--- Entries ---
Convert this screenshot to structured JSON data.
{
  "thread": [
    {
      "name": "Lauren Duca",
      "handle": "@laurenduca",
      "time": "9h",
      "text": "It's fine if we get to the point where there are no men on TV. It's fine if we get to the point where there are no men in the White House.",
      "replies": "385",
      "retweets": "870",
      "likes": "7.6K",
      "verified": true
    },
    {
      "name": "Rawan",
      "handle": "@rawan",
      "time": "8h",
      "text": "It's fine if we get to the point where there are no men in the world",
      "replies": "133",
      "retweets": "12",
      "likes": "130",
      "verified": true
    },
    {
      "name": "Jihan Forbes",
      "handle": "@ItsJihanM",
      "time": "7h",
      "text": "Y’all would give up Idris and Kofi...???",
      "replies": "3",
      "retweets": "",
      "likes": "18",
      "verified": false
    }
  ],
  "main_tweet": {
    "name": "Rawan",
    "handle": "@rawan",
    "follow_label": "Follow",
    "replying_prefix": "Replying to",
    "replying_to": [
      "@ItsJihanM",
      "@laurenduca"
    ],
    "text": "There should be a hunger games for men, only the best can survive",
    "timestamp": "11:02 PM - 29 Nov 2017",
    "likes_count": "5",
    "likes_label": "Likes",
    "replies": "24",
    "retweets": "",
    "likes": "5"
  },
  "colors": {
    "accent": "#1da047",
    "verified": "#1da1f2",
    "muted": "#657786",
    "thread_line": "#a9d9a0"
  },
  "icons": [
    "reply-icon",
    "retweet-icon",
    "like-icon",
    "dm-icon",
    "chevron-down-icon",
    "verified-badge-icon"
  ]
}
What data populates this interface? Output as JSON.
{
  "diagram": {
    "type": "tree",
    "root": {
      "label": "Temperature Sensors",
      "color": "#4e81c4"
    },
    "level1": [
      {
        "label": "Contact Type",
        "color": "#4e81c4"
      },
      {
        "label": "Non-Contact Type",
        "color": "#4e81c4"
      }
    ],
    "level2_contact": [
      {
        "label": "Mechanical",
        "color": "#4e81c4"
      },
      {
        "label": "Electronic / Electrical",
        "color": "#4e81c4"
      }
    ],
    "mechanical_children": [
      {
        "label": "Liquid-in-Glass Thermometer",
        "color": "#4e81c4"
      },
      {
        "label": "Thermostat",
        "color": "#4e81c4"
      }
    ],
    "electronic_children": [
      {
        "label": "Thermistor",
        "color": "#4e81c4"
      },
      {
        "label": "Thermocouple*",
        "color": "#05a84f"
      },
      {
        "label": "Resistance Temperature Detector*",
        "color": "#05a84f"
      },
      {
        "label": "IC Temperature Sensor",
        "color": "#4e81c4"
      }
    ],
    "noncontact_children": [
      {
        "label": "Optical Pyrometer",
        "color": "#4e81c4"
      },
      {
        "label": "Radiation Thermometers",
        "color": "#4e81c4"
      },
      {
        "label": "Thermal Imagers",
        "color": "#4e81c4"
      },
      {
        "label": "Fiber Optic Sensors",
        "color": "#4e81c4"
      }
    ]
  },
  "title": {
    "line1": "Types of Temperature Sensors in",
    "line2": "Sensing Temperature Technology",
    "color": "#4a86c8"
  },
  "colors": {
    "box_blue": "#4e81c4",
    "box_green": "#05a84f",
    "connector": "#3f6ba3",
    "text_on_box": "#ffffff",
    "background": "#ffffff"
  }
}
---
**The exercise**
Read through the entries and copy every line that includes "data".

**Output for this task**
Convert this screenshot to structured JSON data.
What data populates this interface? Output as JSON.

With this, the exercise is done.